EXERCISE MATERIAL

★ ★ ★ ★

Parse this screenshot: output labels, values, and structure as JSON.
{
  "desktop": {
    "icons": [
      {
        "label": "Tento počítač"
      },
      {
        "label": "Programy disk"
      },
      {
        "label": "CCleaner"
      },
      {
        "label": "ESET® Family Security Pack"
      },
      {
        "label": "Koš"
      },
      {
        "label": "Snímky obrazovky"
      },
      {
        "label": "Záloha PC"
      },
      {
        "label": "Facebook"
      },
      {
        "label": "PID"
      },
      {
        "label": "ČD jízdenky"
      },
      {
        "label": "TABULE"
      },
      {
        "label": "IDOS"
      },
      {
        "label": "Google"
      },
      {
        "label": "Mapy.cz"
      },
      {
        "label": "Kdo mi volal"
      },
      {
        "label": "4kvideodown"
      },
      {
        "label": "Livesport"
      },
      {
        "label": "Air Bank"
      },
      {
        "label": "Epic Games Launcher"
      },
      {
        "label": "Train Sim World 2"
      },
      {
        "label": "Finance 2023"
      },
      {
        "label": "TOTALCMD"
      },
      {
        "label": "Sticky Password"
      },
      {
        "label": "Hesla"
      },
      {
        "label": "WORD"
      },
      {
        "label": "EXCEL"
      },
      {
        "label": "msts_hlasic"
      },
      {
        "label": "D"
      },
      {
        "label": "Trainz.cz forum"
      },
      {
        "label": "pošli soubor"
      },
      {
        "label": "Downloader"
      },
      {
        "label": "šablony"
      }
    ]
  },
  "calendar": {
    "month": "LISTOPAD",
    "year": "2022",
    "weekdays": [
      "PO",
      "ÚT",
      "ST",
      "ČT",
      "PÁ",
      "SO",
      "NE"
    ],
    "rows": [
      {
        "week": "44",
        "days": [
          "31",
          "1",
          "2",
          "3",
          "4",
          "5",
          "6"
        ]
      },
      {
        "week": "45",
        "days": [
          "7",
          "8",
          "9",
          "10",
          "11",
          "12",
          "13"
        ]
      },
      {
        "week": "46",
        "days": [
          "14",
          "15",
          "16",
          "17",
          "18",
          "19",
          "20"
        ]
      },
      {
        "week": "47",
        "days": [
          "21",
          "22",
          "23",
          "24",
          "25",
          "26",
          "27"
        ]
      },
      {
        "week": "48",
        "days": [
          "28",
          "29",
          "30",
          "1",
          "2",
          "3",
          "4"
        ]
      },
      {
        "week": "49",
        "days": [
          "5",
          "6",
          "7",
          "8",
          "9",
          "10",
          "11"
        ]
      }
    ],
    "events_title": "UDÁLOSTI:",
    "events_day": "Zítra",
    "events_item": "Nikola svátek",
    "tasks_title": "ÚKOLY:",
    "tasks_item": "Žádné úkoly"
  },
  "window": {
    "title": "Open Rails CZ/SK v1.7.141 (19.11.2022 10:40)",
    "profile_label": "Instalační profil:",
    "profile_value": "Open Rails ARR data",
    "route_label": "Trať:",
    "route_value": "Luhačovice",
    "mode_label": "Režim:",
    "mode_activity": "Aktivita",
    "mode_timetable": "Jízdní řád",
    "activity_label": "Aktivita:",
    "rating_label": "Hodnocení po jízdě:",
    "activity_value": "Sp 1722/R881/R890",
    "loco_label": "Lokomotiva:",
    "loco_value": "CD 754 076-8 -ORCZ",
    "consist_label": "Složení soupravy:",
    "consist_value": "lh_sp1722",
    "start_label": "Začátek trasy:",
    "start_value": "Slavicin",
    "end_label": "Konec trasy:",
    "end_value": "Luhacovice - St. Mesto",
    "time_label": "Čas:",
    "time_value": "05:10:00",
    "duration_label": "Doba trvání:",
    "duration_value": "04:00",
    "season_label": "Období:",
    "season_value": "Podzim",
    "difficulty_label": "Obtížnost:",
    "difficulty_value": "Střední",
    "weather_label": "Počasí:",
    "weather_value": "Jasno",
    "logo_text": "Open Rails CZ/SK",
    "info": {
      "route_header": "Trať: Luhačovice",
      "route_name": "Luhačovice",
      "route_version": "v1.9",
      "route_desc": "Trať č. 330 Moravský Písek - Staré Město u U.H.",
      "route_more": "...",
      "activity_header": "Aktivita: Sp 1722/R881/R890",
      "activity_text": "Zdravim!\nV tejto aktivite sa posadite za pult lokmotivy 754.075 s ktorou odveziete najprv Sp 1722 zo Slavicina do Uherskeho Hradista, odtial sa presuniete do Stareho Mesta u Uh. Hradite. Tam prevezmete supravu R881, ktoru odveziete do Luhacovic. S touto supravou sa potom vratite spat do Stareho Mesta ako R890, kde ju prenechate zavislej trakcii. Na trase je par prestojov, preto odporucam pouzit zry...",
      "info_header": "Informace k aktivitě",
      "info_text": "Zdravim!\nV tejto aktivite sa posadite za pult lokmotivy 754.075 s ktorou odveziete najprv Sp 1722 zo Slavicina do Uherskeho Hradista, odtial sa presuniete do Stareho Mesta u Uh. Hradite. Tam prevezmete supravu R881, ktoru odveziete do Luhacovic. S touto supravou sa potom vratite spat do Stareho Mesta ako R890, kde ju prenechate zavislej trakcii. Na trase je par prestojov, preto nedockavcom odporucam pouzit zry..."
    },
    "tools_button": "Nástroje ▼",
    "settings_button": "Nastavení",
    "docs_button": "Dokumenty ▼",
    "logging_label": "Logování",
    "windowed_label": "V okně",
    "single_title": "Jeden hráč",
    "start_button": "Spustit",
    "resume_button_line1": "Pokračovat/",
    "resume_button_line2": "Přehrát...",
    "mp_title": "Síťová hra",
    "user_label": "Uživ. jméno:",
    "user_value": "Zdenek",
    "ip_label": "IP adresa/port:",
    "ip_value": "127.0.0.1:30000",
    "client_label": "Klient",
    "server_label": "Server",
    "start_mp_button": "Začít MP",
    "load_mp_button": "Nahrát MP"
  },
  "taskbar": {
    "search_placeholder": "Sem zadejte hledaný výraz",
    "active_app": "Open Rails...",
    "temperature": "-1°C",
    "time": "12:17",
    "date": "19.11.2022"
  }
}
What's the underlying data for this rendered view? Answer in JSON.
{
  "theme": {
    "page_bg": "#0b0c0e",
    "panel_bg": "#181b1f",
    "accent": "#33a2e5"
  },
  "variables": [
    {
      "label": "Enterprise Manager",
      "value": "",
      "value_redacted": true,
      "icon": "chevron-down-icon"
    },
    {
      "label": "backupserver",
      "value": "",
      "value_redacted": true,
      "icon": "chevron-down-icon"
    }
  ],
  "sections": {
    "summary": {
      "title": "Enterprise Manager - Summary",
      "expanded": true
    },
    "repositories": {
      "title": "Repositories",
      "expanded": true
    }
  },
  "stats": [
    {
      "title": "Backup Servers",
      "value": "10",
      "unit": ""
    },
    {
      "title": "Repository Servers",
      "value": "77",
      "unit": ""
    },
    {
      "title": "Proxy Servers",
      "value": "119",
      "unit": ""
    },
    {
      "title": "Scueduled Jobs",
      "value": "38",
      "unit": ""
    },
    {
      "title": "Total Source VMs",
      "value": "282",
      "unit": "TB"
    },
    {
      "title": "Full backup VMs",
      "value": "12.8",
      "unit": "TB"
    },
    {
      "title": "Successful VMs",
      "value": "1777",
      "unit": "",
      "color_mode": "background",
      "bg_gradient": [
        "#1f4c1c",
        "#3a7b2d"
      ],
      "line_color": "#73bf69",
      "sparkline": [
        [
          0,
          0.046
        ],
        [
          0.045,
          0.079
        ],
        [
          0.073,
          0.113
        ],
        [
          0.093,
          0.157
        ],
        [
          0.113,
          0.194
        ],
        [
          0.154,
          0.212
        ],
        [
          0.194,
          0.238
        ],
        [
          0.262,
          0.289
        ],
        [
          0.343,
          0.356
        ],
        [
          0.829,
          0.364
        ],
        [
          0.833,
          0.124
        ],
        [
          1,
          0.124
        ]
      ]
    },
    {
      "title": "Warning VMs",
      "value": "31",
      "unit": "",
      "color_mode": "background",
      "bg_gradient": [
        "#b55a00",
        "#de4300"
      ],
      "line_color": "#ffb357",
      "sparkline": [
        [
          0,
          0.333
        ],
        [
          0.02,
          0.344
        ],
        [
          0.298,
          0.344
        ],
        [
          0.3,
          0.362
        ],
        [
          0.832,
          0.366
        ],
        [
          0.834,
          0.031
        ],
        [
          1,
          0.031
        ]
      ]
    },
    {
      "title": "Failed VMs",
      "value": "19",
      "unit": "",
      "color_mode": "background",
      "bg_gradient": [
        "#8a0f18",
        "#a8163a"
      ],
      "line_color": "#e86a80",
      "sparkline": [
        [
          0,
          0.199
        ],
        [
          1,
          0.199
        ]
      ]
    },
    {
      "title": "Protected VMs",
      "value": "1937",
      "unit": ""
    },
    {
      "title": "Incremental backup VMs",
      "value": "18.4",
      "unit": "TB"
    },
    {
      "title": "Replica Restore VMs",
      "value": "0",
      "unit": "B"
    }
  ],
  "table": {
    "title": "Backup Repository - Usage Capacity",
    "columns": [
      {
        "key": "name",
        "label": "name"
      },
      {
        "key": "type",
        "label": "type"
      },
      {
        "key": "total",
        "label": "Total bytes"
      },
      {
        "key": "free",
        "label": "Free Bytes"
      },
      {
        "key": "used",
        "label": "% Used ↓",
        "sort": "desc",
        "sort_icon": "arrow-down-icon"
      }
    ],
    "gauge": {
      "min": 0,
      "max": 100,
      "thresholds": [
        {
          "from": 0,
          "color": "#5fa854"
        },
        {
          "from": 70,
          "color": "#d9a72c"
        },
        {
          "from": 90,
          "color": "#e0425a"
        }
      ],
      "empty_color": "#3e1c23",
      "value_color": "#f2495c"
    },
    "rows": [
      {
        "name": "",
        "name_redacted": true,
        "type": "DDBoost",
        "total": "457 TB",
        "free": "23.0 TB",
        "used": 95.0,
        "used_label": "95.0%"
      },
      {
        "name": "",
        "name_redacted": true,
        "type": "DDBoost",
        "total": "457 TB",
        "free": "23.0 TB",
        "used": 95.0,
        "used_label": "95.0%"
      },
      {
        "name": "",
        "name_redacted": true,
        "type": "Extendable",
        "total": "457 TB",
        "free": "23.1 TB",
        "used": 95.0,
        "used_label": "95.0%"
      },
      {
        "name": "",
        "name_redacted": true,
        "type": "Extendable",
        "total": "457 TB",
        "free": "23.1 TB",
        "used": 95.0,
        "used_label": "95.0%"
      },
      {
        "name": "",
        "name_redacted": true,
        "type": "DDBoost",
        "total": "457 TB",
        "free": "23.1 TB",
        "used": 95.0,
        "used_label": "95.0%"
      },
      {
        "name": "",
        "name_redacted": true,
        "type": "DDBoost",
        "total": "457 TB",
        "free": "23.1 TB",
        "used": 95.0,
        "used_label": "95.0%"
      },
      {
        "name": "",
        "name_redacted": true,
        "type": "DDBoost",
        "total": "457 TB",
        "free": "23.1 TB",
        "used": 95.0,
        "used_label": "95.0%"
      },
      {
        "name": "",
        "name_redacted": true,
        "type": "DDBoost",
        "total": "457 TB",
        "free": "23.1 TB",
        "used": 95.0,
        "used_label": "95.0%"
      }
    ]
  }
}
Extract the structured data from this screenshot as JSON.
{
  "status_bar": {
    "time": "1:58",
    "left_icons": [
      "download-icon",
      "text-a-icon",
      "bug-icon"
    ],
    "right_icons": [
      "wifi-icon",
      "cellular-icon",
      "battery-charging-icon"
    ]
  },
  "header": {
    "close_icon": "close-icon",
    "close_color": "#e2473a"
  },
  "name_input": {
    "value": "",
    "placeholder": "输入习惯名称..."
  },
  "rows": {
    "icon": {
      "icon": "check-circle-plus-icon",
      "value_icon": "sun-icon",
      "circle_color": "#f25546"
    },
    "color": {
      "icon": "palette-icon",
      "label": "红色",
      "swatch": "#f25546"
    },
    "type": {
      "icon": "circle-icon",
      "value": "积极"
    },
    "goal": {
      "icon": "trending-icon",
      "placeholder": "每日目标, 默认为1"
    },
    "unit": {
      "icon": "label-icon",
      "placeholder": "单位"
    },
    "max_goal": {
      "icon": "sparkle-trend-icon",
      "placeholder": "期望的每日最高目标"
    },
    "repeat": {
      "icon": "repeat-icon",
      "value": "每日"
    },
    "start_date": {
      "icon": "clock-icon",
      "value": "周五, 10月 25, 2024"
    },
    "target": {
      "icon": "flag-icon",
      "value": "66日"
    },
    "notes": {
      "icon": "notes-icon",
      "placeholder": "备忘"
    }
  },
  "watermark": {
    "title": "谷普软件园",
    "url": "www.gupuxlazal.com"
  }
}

★ ★ ★ ★

From the data, collect all lines where the string "odveziete" appears.

      "activity_text": "Zdravim!\nV tejto aktivite sa posadite za pult lokmotivy 754.075 s ktorou odveziete najprv Sp 1722 zo Slavicina do Uherskeho Hradista, odtial sa presuniete do Stareho Mesta u Uh. Hradite. Tam prevezmete supravu R881, ktoru odveziete do Luhacovic. S touto supravou sa potom vratite spat do Stareho Mesta ako R890, kde ju prenechate zavislej trakcii. Na trase je par prestojov, preto odporucam pouzit zry...",
      "info_text": "Zdravim!\nV tejto aktivite sa posadite za pult lokmotivy 754.075 s ktorou odveziete najprv Sp 1722 zo Slavicina do Uherskeho Hradista, odtial sa presuniete do Stareho Mesta u Uh. Hradite. Tam prevezmete supravu R881, ktoru odveziete do Luhacovic. S touto supravou sa potom vratite spat do Stareho Mesta ako R890, kde ju prenechate zavislej trakcii. Na trase je par prestojov, preto nedockavcom odporucam pouzit zry..."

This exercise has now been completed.